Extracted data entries
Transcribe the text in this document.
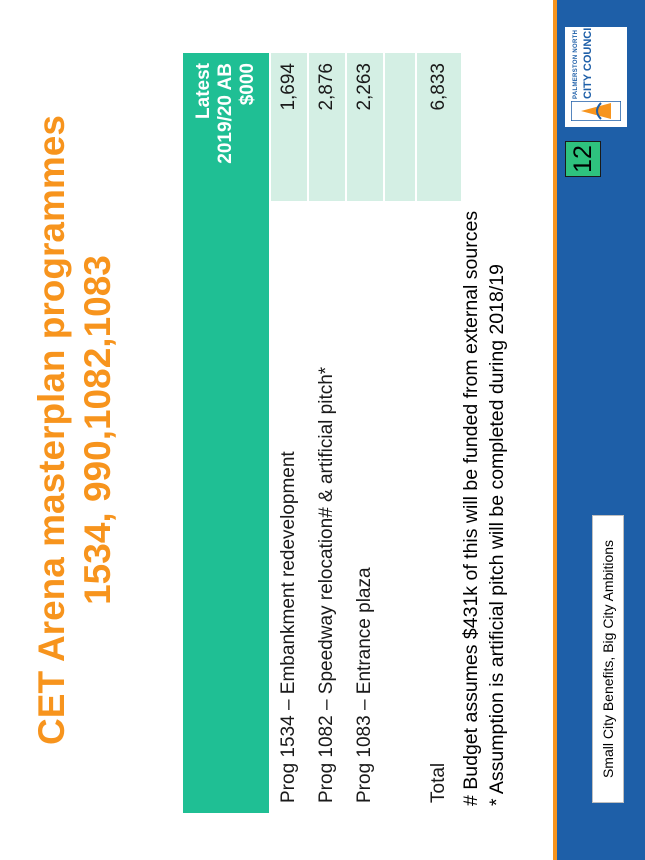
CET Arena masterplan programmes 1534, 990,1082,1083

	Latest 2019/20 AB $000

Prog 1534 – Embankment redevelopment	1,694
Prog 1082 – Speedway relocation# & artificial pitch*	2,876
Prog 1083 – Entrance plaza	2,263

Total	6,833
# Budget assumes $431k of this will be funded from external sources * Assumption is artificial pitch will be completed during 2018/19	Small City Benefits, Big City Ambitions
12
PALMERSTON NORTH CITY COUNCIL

==

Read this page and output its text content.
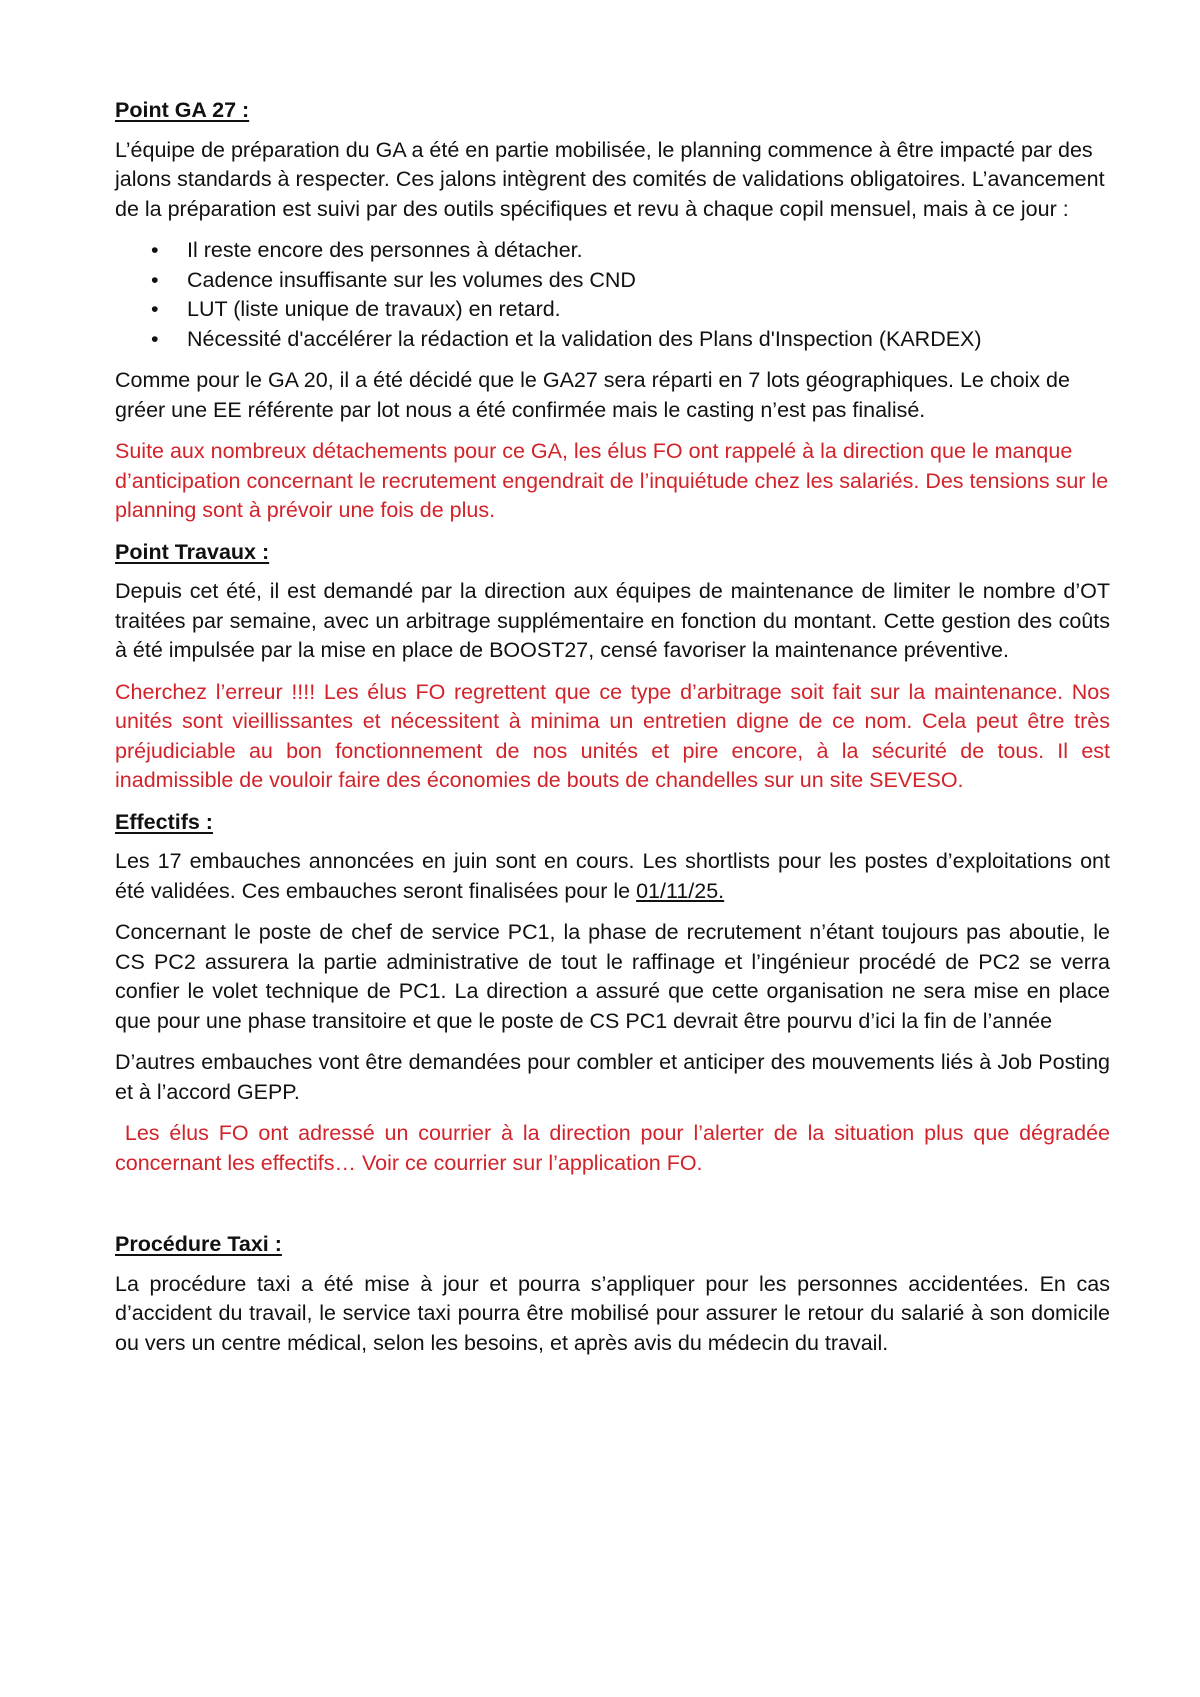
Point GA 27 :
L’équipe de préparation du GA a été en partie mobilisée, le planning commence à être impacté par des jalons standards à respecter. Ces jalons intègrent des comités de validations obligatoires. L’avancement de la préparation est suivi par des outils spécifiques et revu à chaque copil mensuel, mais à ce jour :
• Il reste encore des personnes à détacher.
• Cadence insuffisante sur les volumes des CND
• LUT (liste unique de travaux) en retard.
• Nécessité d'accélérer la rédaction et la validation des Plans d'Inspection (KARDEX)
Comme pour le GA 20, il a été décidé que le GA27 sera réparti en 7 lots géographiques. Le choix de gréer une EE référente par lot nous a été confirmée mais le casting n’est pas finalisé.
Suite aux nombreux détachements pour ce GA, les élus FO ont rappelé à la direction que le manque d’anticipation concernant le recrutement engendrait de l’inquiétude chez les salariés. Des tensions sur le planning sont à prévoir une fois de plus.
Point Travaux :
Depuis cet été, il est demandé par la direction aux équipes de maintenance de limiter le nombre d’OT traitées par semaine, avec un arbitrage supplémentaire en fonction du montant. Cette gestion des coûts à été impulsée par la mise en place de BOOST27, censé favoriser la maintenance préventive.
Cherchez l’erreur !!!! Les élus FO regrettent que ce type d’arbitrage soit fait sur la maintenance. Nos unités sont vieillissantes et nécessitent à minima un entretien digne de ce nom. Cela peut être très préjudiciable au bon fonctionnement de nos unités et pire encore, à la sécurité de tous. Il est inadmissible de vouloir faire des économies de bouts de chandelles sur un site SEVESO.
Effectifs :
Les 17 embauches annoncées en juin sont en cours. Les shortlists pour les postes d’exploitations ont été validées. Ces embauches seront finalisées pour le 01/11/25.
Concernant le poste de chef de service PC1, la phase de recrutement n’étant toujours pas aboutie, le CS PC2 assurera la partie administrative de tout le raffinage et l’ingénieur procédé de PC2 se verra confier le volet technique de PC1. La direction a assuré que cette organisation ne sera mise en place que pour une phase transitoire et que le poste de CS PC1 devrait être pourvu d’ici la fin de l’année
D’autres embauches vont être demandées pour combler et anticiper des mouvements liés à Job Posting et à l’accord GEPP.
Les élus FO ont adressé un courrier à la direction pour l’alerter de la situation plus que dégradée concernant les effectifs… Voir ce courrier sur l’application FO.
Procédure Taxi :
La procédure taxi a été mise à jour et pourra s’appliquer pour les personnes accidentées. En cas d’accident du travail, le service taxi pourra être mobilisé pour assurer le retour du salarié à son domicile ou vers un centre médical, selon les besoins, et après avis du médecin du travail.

What is needed
Every line containing the string "this" must be listed.

Output below
Transcribe the text in this document.
# Budget assumes $431k of this will be funded from external sources * Assumption is artificial pitch will be completed during 2018/19	Small City Benefits, Big City Ambitions
Read this page and output its text content.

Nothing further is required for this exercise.